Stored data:
━━━━━━━━━━━━━━━━━━━━

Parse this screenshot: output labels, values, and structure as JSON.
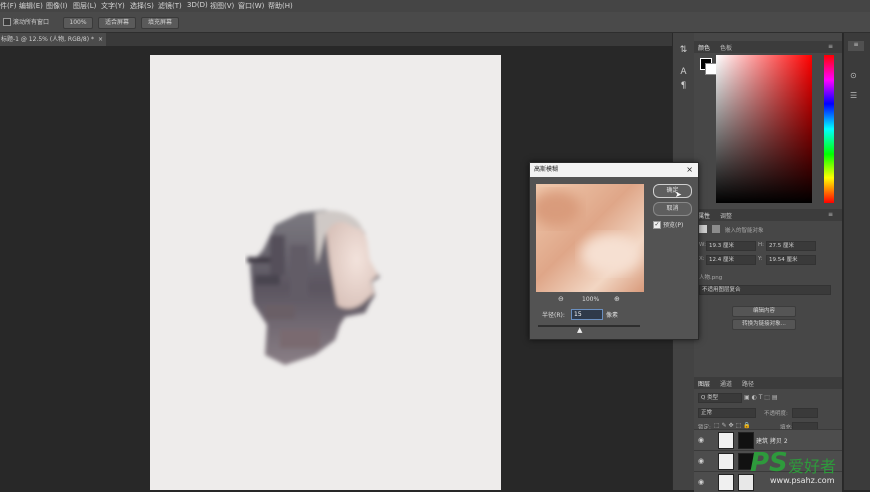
{
  "menubar": {
    "items": [
      "件(F)",
      "编辑(E)",
      "图像(I)",
      "图层(L)",
      "文字(Y)",
      "选择(S)",
      "滤镜(T)",
      "3D(D)",
      "视图(V)",
      "窗口(W)",
      "帮助(H)"
    ]
  },
  "options": {
    "scroll_all_label": "滚动所有窗口",
    "zoom_btn": "100%",
    "fit_screen_btn": "适合屏幕",
    "fill_screen_btn": "填充屏幕"
  },
  "document": {
    "tab_label": "标题-1 @ 12.5% (人物, RGB/8) *",
    "close": "×"
  },
  "color_panel": {
    "tabs": [
      "颜色",
      "色板"
    ]
  },
  "properties_panel": {
    "tabs": [
      "属性",
      "调整"
    ],
    "embed_label": "嵌入的智能对象",
    "w_label": "W:",
    "w_value": "19.3 厘米",
    "h_label": "H:",
    "h_value": "27.5 厘米",
    "x_label": "X:",
    "x_value": "12.4 厘米",
    "y_label": "Y:",
    "y_value": "19.54 厘米",
    "file_name": "人物.png",
    "comp_label": "不适用图层复合",
    "edit_contents_btn": "编辑内容",
    "convert_btn": "转换为链接对象..."
  },
  "layers_panel": {
    "tabs": [
      "图层",
      "通道",
      "路径"
    ],
    "kind_label": "Q 类型",
    "blend_mode": "正常",
    "opacity_label": "不透明度:",
    "lock_label": "锁定:",
    "fill_label": "填充:",
    "layer1_name": "建筑 拷贝 2"
  },
  "dialog": {
    "title": "高斯模糊",
    "ok_label": "确定",
    "cancel_label": "取消",
    "preview_label": "预览(P)",
    "preview_checked": true,
    "zoom_out": "⊖",
    "zoom_level": "100%",
    "zoom_in": "⊕",
    "radius_label": "半径(R):",
    "radius_value": "15",
    "radius_unit": "像素",
    "close": "×"
  },
  "watermark": {
    "logo_text": "PS",
    "logo_suffix": "爱好者",
    "url": "www.psahz.com"
  },
  "colors": {
    "ui_dark": "#282828",
    "panel": "#474747",
    "artboard": "#eeeceb",
    "picker_red": "#ff0000"
  }
}
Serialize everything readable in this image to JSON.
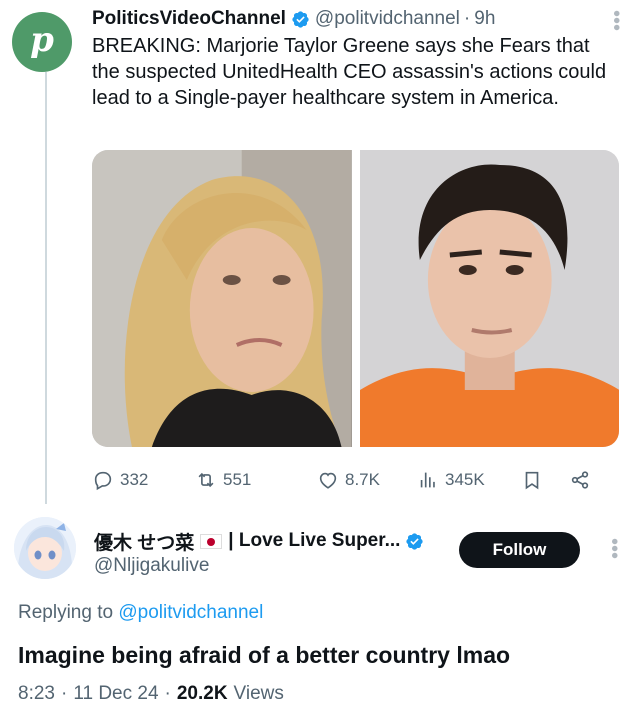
{
  "tweet": {
    "avatar_letter": "p",
    "display_name": "PoliticsVideoChannel",
    "handle": "@politvidchannel",
    "separator": "·",
    "time": "9h",
    "text": "BREAKING: Marjorie Taylor Greene says she Fears that the suspected UnitedHealth CEO assassin's actions could lead to a Single-payer healthcare system in America.",
    "media": [
      {
        "description_icon": "photo-woman-blonde"
      },
      {
        "description_icon": "photo-man-curly-hair-orange-shirt"
      }
    ],
    "actions": {
      "replies": "332",
      "reposts": "551",
      "likes": "8.7K",
      "views": "345K"
    }
  },
  "reply": {
    "display_name": "優木 せつ菜",
    "display_name_suffix": "| Love Live Super...",
    "handle": "@Nljigakulive",
    "follow_label": "Follow",
    "replying_to_prefix": "Replying to",
    "replying_to_handle": "@politvidchannel",
    "text": "Imagine being afraid of a better country lmao",
    "time": "8:23",
    "date": "11 Dec 24",
    "views_count": "20.2K",
    "views_label": "Views",
    "dot": "·"
  },
  "colors": {
    "brand_green": "#4f9a69",
    "verified_blue": "#1d9bf0",
    "secondary_text": "#536471",
    "primary_text": "#0f1419",
    "follow_bg": "#0f1419",
    "flag_red": "#bc002d"
  }
}
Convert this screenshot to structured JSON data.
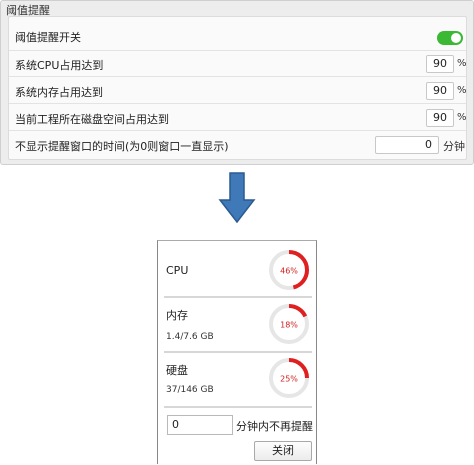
{
  "settings": {
    "title": "阈值提醒",
    "toggle_label": "阈值提醒开关",
    "toggle_on": true,
    "cpu_label": "系统CPU占用达到",
    "cpu_value": "90",
    "cpu_unit": "%",
    "mem_label": "系统内存占用达到",
    "mem_value": "90",
    "mem_unit": "%",
    "disk_label": "当前工程所在磁盘空间占用达到",
    "disk_value": "90",
    "disk_unit": "%",
    "popup_label": "不显示提醒窗口的时间(为0则窗口一直显示)",
    "popup_value": "0",
    "popup_unit": "分钟"
  },
  "popup": {
    "cpu": {
      "name": "CPU",
      "percent": 46,
      "percent_text": "46%"
    },
    "memory": {
      "name": "内存",
      "usage": "1.4/7.6 GB",
      "percent": 18,
      "percent_text": "18%"
    },
    "disk": {
      "name": "硬盘",
      "usage": "37/146 GB",
      "percent": 25,
      "percent_text": "25%"
    },
    "mute_value": "0",
    "mute_text": "分钟内不再提醒",
    "close_label": "关闭"
  },
  "colors": {
    "toggle_on": "#3bb834",
    "gauge_fill": "#e02020",
    "gauge_track": "#e6e6e6",
    "arrow": "#3f79b8"
  },
  "icons": {
    "arrow": "arrow-down-icon"
  }
}
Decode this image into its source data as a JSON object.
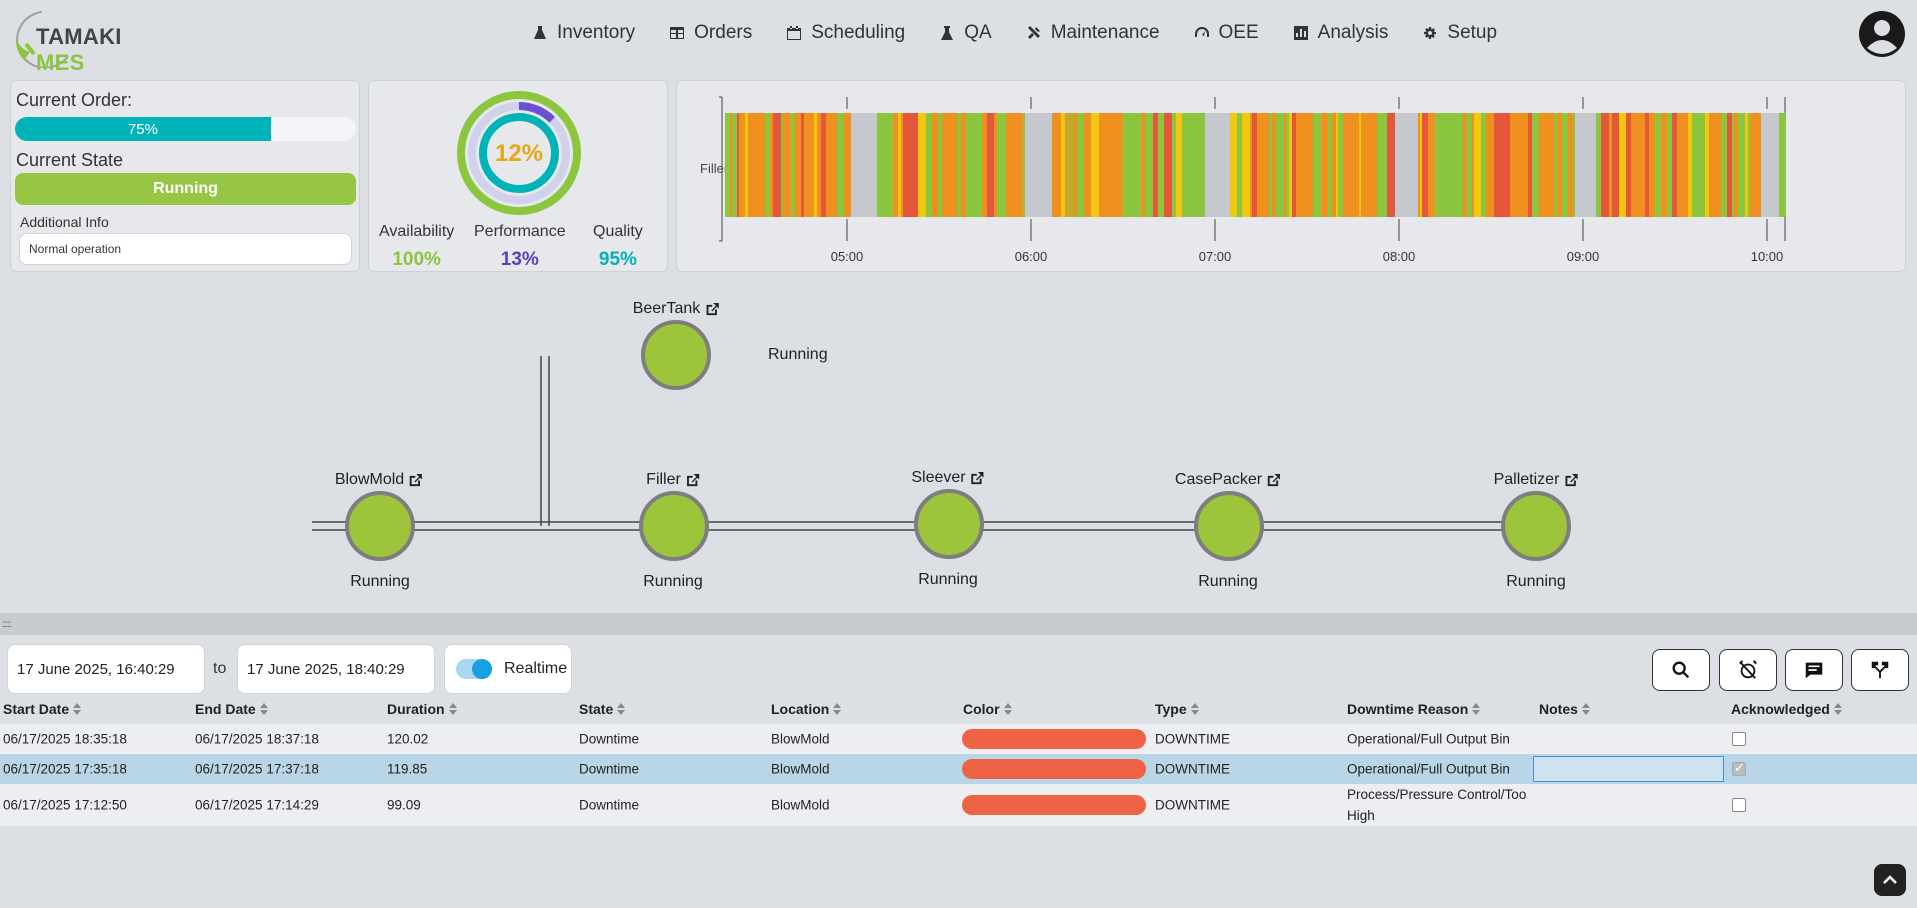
{
  "brand": {
    "name_a": "TAMAKI",
    "name_b": "MES"
  },
  "nav": [
    {
      "label": "Inventory",
      "icon": "flask-icon"
    },
    {
      "label": "Orders",
      "icon": "table-icon"
    },
    {
      "label": "Scheduling",
      "icon": "calendar-icon"
    },
    {
      "label": "QA",
      "icon": "beaker-icon"
    },
    {
      "label": "Maintenance",
      "icon": "tools-icon"
    },
    {
      "label": "OEE",
      "icon": "speedometer-icon"
    },
    {
      "label": "Analysis",
      "icon": "chart-icon"
    },
    {
      "label": "Setup",
      "icon": "gear-icon"
    }
  ],
  "order": {
    "current_order_label": "Current Order:",
    "progress_text": "75%",
    "progress_fraction": 0.75,
    "current_state_label": "Current State",
    "state_text": "Running",
    "additional_info_label": "Additional Info",
    "additional_info_value": "Normal operation"
  },
  "oee": {
    "overall": "12%",
    "availability_label": "Availability",
    "availability_value": "100%",
    "performance_label": "Performance",
    "performance_value": "13%",
    "quality_label": "Quality",
    "quality_value": "95%",
    "colors": {
      "availability": "#8cc63f",
      "performance": "#6a4fd0",
      "quality": "#00b3b8",
      "overall": "#e6a817"
    }
  },
  "timeline": {
    "machine": "Filler",
    "ticks": [
      "05:00",
      "06:00",
      "07:00",
      "08:00",
      "09:00",
      "10:00"
    ],
    "colors": {
      "running": "#8cc63f",
      "idle": "#f2c80f",
      "warn": "#f0901e",
      "down": "#e4573a",
      "off": "#c5c9ce"
    }
  },
  "flow": {
    "nodes": [
      {
        "title": "BeerTank",
        "state": "Running"
      },
      {
        "title": "BlowMold",
        "state": "Running"
      },
      {
        "title": "Filler",
        "state": "Running"
      },
      {
        "title": "Sleever",
        "state": "Running"
      },
      {
        "title": "CasePacker",
        "state": "Running"
      },
      {
        "title": "Palletizer",
        "state": "Running"
      }
    ]
  },
  "filters": {
    "from": "17 June 2025, 16:40:29",
    "to_label": "to",
    "to": "17 June 2025, 18:40:29",
    "realtime_label": "Realtime",
    "realtime_on": true
  },
  "table": {
    "headers": [
      "Start Date",
      "End Date",
      "Duration",
      "State",
      "Location",
      "Color",
      "Type",
      "Downtime Reason",
      "Notes",
      "Acknowledged"
    ],
    "rows": [
      {
        "start": "06/17/2025 18:35:18",
        "end": "06/17/2025 18:37:18",
        "duration": "120.02",
        "state": "Downtime",
        "location": "BlowMold",
        "color": "#ee6344",
        "type": "DOWNTIME",
        "reason": "Operational/Full Output Bin",
        "notes": "",
        "ack": false
      },
      {
        "start": "06/17/2025 17:35:18",
        "end": "06/17/2025 17:37:18",
        "duration": "119.85",
        "state": "Downtime",
        "location": "BlowMold",
        "color": "#ee6344",
        "type": "DOWNTIME",
        "reason": "Operational/Full Output Bin",
        "notes": "",
        "ack": true
      },
      {
        "start": "06/17/2025 17:12:50",
        "end": "06/17/2025 17:14:29",
        "duration": "99.09",
        "state": "Downtime",
        "location": "BlowMold",
        "color": "#ee6344",
        "type": "DOWNTIME",
        "reason": "Process/Pressure Control/Too High",
        "notes": "",
        "ack": false
      }
    ]
  }
}
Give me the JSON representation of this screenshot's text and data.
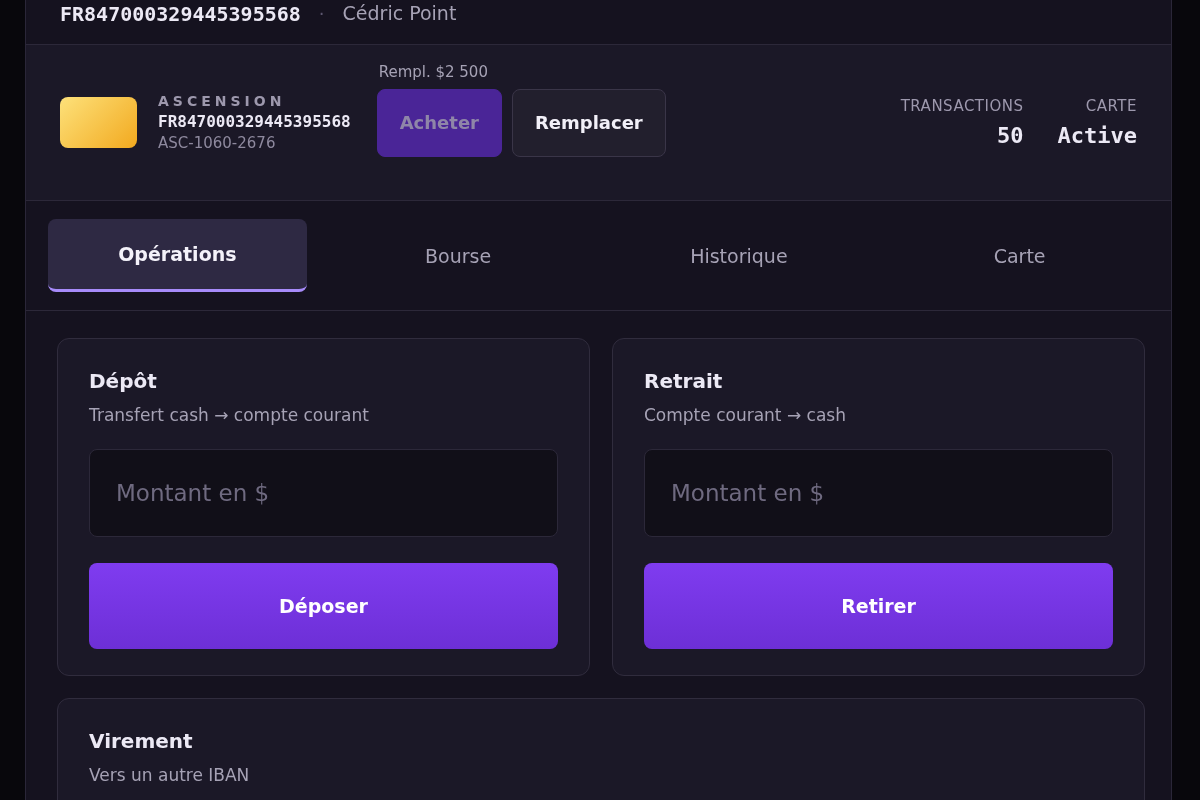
{
  "header": {
    "iban": "FR847000329445395568",
    "separator": "·",
    "owner": "Cédric Point"
  },
  "account": {
    "brand": "ASCENSION",
    "iban": "FR847000329445395568",
    "code": "ASC-1060-2676",
    "replacement_note": "Rempl. $2 500",
    "buttons": [
      {
        "label": "Acheter",
        "kind": "primary",
        "disabled": true
      },
      {
        "label": "Remplacer",
        "kind": "secondary",
        "disabled": false
      }
    ],
    "stats": [
      {
        "label": "TRANSACTIONS",
        "value": "50"
      },
      {
        "label": "CARTE",
        "value": "Active"
      }
    ]
  },
  "tabs": [
    {
      "label": "Opérations",
      "selected": true
    },
    {
      "label": "Bourse",
      "selected": false
    },
    {
      "label": "Historique",
      "selected": false
    },
    {
      "label": "Carte",
      "selected": false
    }
  ],
  "operations": [
    {
      "title": "Dépôt",
      "subtitle": "Transfert cash → compte courant",
      "placeholder": "Montant en $",
      "action": "Déposer"
    },
    {
      "title": "Retrait",
      "subtitle": "Compte courant → cash",
      "placeholder": "Montant en $",
      "action": "Retirer"
    }
  ],
  "transfer": {
    "title": "Virement",
    "subtitle": "Vers un autre IBAN"
  }
}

━━━━━━━━━━━━━━━━━━━━

◆ Directions for this task ◆
No pictures belong in the copy; quote exactly the lines from the line containing "Give me the" through the final line of the material, both ends included.

◆ Complete output ◆
Give me the JSON representation of this screenshot's text and data.
{
  "header": {
    "iban": "FR847000329445395568",
    "separator": "·",
    "owner": "Cédric Point"
  },
  "account": {
    "brand": "ASCENSION",
    "iban": "FR847000329445395568",
    "code": "ASC-1060-2676",
    "replacement_note": "Rempl. $2 500",
    "buttons": [
      {
        "label": "Acheter",
        "kind": "primary",
        "disabled": true
      },
      {
        "label": "Remplacer",
        "kind": "secondary",
        "disabled": false
      }
    ],
    "stats": [
      {
        "label": "TRANSACTIONS",
        "value": "50"
      },
      {
        "label": "CARTE",
        "value": "Active"
      }
    ]
  },
  "tabs": [
    {
      "label": "Opérations",
      "selected": true
    },
    {
      "label": "Bourse",
      "selected": false
    },
    {
      "label": "Historique",
      "selected": false
    },
    {
      "label": "Carte",
      "selected": false
    }
  ],
  "operations": [
    {
      "title": "Dépôt",
      "subtitle": "Transfert cash → compte courant",
      "placeholder": "Montant en $",
      "action": "Déposer"
    },
    {
      "title": "Retrait",
      "subtitle": "Compte courant → cash",
      "placeholder": "Montant en $",
      "action": "Retirer"
    }
  ],
  "transfer": {
    "title": "Virement",
    "subtitle": "Vers un autre IBAN"
  }
}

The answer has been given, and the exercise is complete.